- _Task instructions_
Copy each line below in which the string "University" occurs.

-- START OF Given data --

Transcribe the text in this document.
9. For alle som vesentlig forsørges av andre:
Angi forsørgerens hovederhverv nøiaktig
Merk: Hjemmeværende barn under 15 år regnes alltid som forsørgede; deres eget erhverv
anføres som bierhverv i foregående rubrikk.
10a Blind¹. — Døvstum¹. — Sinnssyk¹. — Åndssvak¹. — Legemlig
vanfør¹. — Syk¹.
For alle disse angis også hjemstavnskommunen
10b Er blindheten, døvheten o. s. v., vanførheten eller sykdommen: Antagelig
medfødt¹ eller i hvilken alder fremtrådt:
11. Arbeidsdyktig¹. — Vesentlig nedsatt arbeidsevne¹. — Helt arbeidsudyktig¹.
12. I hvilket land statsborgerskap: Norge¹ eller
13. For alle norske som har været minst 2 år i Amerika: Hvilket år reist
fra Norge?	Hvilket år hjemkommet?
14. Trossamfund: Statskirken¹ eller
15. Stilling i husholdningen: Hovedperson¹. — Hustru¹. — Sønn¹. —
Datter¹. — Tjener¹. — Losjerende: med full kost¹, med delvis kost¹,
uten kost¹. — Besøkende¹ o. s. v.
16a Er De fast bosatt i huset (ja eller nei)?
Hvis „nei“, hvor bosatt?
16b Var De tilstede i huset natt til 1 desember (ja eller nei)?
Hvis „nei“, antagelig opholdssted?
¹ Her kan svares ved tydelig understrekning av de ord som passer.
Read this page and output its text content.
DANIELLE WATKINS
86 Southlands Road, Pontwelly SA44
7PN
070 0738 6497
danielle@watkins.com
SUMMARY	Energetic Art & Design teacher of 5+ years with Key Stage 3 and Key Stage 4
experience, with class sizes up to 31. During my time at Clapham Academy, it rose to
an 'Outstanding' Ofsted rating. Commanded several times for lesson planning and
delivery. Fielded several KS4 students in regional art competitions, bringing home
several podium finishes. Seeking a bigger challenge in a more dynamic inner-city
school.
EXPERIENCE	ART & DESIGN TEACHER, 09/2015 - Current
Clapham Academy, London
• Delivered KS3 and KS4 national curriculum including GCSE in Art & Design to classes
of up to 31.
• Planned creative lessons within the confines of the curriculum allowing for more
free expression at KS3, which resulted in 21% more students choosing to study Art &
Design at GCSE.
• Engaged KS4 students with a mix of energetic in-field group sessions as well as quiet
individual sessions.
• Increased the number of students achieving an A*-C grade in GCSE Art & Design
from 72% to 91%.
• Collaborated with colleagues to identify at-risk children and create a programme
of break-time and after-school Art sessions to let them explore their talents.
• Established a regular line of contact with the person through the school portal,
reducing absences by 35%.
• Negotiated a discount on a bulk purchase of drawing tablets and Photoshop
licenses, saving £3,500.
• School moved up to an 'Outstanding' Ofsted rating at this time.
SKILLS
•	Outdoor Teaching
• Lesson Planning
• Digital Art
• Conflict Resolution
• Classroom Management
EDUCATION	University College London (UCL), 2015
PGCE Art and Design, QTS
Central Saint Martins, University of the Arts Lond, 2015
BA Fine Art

-- END OF Given data --
-- START OF Given data --

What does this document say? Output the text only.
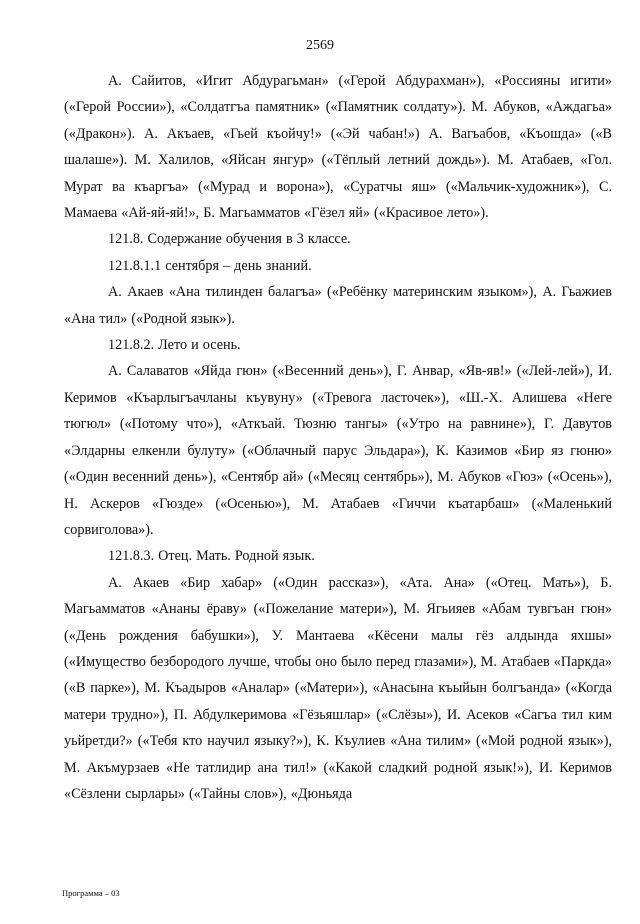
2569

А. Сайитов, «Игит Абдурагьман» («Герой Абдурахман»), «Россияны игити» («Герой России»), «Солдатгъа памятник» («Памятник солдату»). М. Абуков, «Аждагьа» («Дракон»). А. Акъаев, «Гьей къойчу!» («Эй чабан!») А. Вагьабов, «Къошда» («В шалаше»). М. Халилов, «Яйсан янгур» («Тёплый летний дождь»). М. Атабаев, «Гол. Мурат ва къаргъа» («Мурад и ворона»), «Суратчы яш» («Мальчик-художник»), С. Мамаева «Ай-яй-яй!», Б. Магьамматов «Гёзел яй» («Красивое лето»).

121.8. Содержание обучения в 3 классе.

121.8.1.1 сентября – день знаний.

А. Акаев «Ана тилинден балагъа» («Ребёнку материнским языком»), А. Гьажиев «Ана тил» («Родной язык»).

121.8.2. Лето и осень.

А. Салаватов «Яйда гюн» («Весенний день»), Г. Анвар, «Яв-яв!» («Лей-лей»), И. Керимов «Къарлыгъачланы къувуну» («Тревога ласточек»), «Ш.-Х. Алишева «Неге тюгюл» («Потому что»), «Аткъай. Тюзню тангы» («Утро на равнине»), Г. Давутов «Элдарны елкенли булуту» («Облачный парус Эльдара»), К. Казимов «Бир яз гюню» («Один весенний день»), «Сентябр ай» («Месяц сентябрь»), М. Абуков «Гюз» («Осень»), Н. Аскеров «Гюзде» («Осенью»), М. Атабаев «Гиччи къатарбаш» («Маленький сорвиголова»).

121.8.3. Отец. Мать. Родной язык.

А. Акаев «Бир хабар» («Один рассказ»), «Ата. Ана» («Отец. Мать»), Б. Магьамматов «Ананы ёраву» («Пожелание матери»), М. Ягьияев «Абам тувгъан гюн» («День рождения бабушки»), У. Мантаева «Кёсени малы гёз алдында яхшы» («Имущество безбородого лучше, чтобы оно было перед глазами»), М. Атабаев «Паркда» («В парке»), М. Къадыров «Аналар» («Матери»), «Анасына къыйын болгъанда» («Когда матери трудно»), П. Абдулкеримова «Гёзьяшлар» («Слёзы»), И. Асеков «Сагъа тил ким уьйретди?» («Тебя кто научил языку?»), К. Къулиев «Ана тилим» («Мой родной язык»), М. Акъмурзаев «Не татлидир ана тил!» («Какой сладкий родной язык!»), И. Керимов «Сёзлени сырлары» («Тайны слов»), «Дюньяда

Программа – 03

-- END OF Given data --

- _Response to the exercise_
EDUCATION	University College London (UCL), 2015
Central Saint Martins, University of the Arts Lond, 2015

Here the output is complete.